▸ Short task
Check each line of the listing for the string "constant", count the lines that have it, and answer with that number only.

▸ Given entries
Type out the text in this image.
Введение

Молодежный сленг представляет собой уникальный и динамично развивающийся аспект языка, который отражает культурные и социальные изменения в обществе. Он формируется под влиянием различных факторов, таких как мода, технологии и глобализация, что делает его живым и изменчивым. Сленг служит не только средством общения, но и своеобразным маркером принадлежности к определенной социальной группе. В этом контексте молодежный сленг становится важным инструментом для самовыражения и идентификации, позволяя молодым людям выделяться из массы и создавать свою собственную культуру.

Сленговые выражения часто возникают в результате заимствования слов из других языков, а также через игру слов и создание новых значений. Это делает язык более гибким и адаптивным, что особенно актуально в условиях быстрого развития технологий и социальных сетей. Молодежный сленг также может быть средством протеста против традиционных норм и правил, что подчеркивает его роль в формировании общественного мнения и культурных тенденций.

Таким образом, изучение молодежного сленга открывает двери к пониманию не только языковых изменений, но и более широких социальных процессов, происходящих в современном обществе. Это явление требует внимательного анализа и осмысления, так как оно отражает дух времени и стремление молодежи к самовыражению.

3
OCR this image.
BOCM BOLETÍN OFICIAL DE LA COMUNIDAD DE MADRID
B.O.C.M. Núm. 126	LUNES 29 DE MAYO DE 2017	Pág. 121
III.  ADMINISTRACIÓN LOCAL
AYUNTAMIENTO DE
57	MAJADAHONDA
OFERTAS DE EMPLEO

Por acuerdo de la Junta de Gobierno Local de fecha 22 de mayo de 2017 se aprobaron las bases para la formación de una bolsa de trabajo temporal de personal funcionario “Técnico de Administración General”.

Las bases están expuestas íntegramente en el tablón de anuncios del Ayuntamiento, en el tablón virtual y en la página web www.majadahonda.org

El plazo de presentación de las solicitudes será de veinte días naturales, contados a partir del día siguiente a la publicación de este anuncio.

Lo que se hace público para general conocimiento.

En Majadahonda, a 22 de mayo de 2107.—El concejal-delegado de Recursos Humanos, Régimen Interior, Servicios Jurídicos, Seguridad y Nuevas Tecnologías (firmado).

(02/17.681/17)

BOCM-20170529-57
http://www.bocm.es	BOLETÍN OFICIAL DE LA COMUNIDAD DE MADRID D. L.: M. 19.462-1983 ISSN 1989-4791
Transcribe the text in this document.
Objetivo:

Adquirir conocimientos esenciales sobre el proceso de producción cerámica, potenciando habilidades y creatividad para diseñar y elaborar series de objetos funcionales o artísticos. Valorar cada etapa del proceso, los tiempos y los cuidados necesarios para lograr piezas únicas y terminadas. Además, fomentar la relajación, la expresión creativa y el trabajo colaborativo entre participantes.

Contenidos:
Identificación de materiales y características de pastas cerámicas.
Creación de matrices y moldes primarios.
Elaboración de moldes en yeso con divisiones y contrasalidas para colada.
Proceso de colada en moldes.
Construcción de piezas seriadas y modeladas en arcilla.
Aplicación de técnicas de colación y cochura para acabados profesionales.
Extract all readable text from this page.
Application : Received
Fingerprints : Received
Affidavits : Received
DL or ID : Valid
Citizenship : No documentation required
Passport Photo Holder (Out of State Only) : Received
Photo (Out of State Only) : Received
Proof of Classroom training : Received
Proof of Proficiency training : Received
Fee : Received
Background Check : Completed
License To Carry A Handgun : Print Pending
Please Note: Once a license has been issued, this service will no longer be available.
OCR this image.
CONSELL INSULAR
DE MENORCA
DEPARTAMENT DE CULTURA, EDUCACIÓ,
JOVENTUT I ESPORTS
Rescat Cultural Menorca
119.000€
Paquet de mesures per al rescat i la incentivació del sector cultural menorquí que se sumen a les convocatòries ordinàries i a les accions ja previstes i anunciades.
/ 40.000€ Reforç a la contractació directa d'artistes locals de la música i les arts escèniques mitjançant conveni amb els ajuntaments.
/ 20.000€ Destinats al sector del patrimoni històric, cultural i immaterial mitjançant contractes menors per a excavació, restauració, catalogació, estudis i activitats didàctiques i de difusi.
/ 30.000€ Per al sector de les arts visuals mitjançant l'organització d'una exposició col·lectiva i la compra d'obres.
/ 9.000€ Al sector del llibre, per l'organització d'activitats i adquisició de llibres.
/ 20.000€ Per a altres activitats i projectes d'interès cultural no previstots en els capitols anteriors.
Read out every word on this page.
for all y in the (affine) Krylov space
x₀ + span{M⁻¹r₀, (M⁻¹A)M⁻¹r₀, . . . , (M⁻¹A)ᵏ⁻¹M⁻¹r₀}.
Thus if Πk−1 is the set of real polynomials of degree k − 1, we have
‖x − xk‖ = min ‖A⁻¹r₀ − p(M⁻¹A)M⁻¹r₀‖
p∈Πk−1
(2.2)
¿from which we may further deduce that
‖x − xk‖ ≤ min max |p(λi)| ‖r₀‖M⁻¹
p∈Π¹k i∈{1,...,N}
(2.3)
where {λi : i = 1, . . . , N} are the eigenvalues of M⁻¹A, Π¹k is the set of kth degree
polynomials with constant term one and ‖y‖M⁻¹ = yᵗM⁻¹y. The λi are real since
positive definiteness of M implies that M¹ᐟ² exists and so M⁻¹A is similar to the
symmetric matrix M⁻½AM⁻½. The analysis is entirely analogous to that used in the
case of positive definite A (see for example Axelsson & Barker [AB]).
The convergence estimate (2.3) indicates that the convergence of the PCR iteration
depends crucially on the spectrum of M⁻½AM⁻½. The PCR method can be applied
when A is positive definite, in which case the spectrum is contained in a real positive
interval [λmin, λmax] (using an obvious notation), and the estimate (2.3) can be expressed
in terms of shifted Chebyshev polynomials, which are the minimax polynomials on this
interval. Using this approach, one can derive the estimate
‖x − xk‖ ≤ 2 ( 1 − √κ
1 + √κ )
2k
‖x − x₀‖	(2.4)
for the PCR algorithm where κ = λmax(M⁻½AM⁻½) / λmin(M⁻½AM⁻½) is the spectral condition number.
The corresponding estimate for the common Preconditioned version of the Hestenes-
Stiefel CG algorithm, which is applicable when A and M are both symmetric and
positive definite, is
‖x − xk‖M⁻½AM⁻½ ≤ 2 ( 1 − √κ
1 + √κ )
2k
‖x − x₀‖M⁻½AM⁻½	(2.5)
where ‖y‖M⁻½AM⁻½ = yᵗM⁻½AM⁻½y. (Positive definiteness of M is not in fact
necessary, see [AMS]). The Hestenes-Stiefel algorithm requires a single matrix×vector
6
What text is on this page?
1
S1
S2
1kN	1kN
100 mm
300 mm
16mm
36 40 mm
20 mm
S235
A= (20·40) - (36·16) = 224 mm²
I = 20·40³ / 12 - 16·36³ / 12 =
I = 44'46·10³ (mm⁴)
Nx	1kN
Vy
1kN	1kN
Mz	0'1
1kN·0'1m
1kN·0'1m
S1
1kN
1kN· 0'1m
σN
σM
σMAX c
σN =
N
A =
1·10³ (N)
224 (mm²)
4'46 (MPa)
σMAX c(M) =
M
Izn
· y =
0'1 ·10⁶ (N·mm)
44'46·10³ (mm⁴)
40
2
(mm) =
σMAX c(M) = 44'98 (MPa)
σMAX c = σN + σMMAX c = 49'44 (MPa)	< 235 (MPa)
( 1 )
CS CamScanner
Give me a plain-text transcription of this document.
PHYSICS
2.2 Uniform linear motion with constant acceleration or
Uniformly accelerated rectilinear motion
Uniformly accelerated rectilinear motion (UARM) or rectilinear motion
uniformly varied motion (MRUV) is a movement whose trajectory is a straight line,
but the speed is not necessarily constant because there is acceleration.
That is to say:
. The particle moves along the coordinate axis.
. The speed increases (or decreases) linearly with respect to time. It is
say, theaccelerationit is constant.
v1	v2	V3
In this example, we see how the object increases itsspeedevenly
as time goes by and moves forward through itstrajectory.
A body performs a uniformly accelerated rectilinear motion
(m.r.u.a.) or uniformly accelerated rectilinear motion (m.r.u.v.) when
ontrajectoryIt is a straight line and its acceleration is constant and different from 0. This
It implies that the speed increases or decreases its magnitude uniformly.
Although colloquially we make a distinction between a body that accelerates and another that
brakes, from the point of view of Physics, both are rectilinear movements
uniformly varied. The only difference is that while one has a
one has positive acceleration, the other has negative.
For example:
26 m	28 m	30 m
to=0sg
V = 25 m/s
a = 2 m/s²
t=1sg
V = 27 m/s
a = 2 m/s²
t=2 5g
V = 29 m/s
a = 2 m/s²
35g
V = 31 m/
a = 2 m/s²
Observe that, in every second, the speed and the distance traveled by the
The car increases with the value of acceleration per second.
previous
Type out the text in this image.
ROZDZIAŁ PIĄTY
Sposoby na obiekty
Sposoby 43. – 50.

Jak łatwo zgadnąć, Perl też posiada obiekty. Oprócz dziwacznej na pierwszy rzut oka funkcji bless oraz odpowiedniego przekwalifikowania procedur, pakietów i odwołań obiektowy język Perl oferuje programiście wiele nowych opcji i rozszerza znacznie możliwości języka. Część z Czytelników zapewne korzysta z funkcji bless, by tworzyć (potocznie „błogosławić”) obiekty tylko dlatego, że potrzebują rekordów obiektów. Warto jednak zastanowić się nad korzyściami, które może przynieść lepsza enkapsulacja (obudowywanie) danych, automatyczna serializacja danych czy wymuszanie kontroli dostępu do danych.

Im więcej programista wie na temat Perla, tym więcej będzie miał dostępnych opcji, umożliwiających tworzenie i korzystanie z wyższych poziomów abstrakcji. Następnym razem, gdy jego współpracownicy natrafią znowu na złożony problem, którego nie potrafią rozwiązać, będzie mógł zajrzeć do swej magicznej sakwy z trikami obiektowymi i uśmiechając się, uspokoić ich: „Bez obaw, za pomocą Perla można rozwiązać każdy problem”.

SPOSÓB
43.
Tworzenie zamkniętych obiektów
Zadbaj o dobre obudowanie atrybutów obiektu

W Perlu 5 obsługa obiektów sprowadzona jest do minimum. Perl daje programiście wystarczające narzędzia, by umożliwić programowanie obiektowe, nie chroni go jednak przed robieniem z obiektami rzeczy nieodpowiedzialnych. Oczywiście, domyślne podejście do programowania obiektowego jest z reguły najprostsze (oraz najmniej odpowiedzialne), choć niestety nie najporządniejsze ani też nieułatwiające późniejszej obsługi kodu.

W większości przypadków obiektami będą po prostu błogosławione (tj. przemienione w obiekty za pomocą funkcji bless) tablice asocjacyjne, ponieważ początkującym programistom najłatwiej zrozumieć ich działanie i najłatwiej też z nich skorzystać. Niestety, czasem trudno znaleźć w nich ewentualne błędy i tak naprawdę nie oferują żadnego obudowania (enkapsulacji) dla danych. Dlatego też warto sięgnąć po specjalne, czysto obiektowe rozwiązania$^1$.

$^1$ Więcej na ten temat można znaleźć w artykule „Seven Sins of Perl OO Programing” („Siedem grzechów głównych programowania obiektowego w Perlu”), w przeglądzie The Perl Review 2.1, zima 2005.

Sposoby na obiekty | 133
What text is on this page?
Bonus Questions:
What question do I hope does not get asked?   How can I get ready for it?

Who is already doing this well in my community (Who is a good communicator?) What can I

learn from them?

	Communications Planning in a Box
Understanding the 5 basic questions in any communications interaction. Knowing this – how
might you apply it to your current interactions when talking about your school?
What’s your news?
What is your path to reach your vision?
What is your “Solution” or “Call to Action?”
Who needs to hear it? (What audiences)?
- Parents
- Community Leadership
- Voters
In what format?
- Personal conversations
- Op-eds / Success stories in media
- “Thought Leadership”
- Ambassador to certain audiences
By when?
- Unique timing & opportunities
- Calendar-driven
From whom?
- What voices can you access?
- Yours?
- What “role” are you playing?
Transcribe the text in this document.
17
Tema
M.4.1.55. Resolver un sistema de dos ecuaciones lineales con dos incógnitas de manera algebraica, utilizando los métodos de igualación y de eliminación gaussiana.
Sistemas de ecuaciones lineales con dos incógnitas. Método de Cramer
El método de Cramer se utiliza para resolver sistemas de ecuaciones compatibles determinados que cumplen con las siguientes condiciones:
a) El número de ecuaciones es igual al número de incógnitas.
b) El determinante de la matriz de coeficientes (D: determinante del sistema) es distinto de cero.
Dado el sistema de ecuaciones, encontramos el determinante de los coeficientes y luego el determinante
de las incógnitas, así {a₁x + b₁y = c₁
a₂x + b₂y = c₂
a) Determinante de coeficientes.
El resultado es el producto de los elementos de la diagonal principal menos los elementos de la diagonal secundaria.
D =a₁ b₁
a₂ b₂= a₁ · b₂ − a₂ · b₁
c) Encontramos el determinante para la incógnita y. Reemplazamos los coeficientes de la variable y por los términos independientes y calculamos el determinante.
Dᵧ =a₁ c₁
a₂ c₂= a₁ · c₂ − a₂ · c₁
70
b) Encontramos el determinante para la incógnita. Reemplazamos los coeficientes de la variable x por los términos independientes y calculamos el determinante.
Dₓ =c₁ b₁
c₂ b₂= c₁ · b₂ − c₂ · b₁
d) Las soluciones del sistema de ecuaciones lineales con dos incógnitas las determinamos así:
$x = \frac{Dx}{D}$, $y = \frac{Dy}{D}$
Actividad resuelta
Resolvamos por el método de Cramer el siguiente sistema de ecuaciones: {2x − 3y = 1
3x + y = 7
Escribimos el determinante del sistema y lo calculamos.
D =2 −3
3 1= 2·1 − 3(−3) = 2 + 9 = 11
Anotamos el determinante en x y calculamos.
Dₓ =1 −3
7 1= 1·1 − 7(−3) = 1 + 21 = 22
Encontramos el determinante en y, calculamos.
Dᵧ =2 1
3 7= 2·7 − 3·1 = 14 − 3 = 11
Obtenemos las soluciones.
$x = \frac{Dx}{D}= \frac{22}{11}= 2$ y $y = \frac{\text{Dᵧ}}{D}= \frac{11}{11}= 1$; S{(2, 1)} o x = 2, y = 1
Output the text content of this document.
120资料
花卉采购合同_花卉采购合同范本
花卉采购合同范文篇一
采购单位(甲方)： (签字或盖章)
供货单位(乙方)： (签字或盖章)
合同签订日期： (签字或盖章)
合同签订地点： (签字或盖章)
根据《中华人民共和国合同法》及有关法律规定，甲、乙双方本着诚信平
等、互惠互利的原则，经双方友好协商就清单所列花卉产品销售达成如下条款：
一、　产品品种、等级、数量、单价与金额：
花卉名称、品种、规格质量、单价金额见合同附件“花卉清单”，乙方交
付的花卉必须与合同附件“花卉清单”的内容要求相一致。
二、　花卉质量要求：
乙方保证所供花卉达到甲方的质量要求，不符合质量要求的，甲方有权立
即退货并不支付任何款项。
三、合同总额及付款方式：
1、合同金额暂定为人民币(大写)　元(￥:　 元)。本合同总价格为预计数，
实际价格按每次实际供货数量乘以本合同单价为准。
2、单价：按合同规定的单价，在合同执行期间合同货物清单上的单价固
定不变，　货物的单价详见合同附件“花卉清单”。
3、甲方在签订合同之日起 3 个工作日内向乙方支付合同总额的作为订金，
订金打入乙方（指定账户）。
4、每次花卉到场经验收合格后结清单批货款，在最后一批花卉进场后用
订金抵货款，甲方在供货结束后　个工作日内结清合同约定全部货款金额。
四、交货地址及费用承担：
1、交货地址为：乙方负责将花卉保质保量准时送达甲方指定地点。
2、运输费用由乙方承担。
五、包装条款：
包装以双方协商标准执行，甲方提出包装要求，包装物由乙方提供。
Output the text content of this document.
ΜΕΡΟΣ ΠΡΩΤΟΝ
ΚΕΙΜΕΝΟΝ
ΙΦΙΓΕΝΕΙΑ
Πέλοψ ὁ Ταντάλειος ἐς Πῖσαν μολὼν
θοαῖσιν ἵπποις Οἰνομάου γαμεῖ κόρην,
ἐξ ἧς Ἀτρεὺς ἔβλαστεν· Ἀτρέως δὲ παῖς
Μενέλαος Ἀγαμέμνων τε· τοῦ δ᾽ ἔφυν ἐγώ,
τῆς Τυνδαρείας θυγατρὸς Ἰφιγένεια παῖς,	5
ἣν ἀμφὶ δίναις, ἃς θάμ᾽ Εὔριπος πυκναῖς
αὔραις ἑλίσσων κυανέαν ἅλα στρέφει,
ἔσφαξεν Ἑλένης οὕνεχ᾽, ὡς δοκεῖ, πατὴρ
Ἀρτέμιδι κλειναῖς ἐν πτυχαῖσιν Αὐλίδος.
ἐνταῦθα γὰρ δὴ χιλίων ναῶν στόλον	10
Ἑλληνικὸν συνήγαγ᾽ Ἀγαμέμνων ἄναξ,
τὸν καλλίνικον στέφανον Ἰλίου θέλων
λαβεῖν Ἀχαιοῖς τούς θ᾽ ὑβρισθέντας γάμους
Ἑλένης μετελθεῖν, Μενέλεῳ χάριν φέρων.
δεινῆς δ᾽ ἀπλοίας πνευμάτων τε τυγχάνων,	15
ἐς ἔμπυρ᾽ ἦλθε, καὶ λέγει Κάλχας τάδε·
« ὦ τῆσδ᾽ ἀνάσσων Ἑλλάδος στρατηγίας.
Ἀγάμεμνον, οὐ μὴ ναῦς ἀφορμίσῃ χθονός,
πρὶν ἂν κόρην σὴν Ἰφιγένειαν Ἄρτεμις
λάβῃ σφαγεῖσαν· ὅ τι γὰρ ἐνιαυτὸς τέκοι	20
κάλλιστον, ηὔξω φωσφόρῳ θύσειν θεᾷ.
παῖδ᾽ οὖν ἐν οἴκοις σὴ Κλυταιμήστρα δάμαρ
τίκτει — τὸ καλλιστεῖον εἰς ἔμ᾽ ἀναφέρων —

▸ Result
5